• RECORD EXTRACTS:
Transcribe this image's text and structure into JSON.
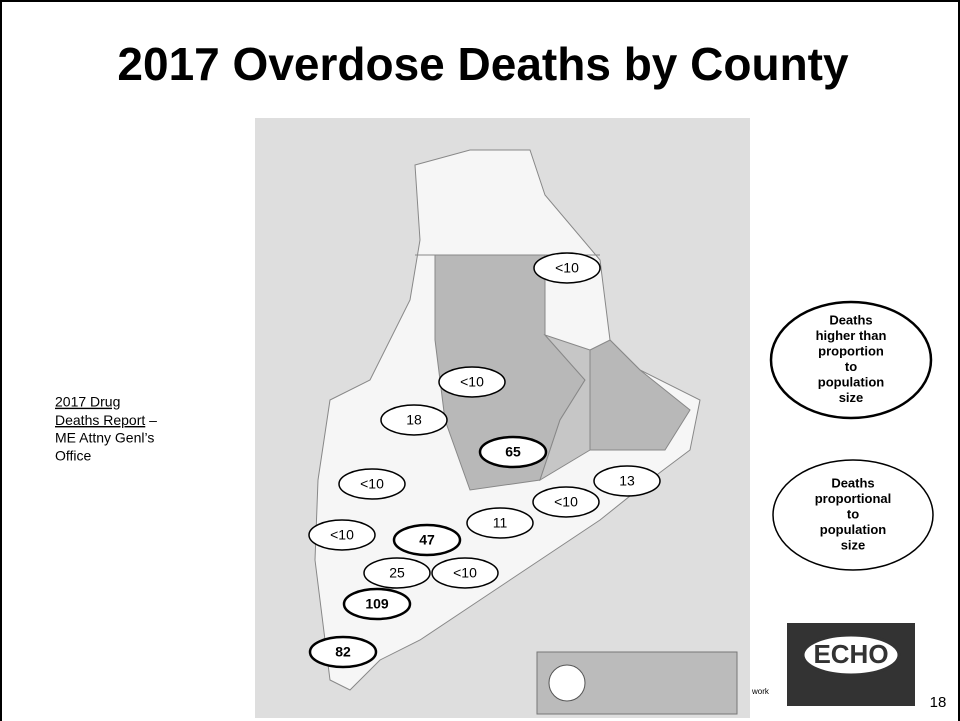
{
  "title": "2017 Overdose Deaths by County",
  "source": {
    "link": [
      "2017 Drug",
      "Deaths Report"
    ],
    "dash": "–",
    "rest": [
      "ME Attny Genl’s",
      "Office"
    ]
  },
  "map_labels": [
    {
      "text": "<10",
      "bold": false
    },
    {
      "text": "<10",
      "bold": false
    },
    {
      "text": "18",
      "bold": false
    },
    {
      "text": "65",
      "bold": true
    },
    {
      "text": "13",
      "bold": false
    },
    {
      "text": "<10",
      "bold": false
    },
    {
      "text": "<10",
      "bold": false
    },
    {
      "text": "11",
      "bold": false
    },
    {
      "text": "<10",
      "bold": false
    },
    {
      "text": "47",
      "bold": true
    },
    {
      "text": "25",
      "bold": false
    },
    {
      "text": "<10",
      "bold": false
    },
    {
      "text": "109",
      "bold": true
    },
    {
      "text": "82",
      "bold": true
    }
  ],
  "legend": [
    {
      "lines": [
        "Deaths",
        "higher than",
        "proportion",
        "to",
        "population",
        "size"
      ]
    },
    {
      "lines": [
        "Deaths",
        "proportional",
        "to",
        "population",
        "size"
      ]
    }
  ],
  "footer_fragment": "work",
  "echo_logo": "ECHO",
  "slide_number": "18"
}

• WHAT THE TASK ASKS: Go through the listing above and quote it exactly, apart from its images.

• EXERCISE SOLUTION:
Transcribe this image's text and structure into JSON.
{
  "title": "2017 Overdose Deaths by County",
  "source": {
    "link": [
      "2017 Drug",
      "Deaths Report"
    ],
    "dash": "–",
    "rest": [
      "ME Attny Genl’s",
      "Office"
    ]
  },
  "map_labels": [
    {
      "text": "<10",
      "bold": false
    },
    {
      "text": "<10",
      "bold": false
    },
    {
      "text": "18",
      "bold": false
    },
    {
      "text": "65",
      "bold": true
    },
    {
      "text": "13",
      "bold": false
    },
    {
      "text": "<10",
      "bold": false
    },
    {
      "text": "<10",
      "bold": false
    },
    {
      "text": "11",
      "bold": false
    },
    {
      "text": "<10",
      "bold": false
    },
    {
      "text": "47",
      "bold": true
    },
    {
      "text": "25",
      "bold": false
    },
    {
      "text": "<10",
      "bold": false
    },
    {
      "text": "109",
      "bold": true
    },
    {
      "text": "82",
      "bold": true
    }
  ],
  "legend": [
    {
      "lines": [
        "Deaths",
        "higher than",
        "proportion",
        "to",
        "population",
        "size"
      ]
    },
    {
      "lines": [
        "Deaths",
        "proportional",
        "to",
        "population",
        "size"
      ]
    }
  ],
  "footer_fragment": "work",
  "echo_logo": "ECHO",
  "slide_number": "18"
}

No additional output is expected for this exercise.